* _Given request_:
Scan the listing below and copy every line holding "муниципального".

* _Entries_:
* * *

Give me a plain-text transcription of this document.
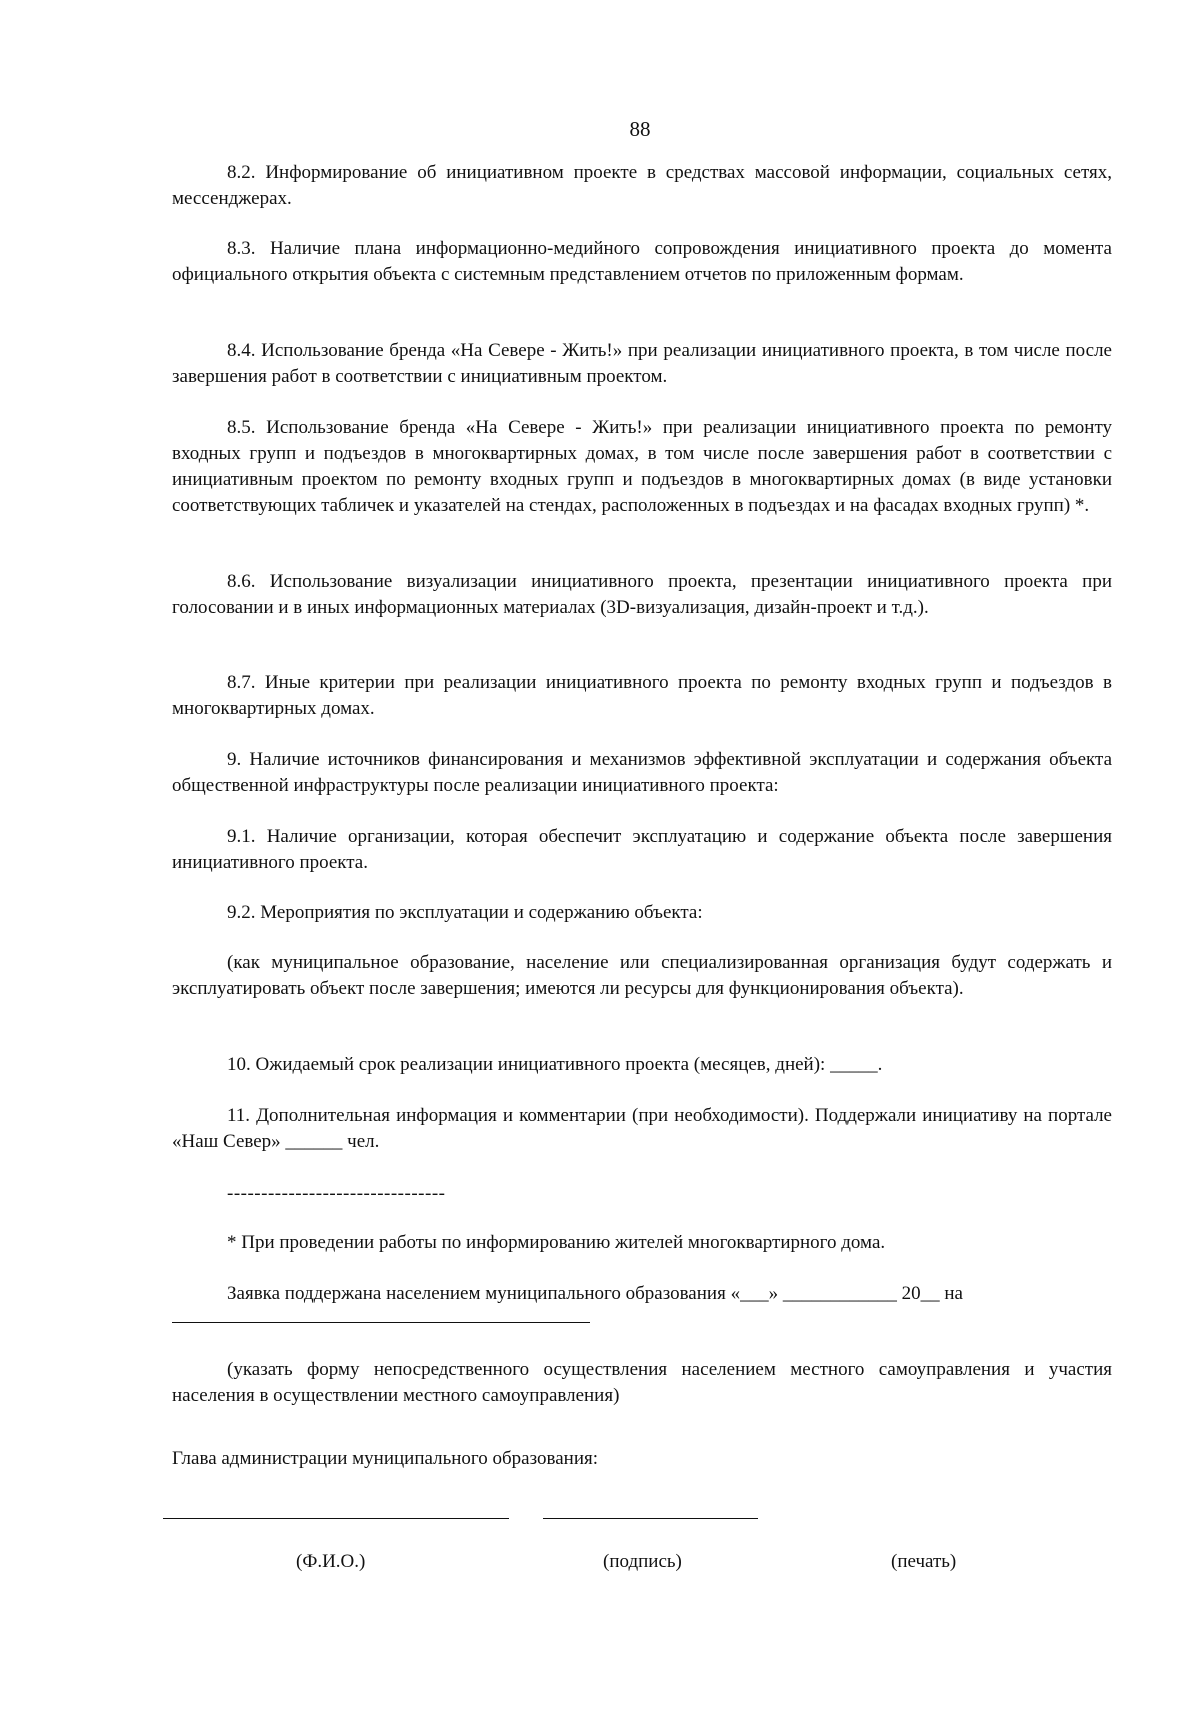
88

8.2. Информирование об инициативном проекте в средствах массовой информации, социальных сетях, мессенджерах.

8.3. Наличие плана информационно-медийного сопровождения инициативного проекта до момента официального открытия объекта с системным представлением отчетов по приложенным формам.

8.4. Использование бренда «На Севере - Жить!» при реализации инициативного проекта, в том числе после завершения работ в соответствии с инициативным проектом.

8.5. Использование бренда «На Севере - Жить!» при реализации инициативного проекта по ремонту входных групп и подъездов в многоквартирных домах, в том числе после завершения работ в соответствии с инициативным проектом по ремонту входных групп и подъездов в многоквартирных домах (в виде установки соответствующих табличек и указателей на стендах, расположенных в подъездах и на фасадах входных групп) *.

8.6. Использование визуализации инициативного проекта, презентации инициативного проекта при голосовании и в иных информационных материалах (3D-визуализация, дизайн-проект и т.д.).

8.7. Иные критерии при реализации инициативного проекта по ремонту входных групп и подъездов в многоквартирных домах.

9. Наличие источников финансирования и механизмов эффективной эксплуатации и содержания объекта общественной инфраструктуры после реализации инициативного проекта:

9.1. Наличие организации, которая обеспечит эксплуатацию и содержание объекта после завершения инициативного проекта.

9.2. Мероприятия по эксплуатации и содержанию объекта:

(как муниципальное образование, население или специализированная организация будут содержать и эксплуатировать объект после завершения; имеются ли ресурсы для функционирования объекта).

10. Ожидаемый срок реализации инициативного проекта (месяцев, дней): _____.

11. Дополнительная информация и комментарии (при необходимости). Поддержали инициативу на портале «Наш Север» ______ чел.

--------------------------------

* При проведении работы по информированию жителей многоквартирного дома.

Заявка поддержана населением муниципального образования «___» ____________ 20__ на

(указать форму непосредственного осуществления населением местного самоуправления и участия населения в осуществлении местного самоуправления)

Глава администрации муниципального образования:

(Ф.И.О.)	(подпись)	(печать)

* * *

* _Result of this task_:
Заявка поддержана населением муниципального образования «___» ____________ 20__ на
Глава администрации муниципального образования:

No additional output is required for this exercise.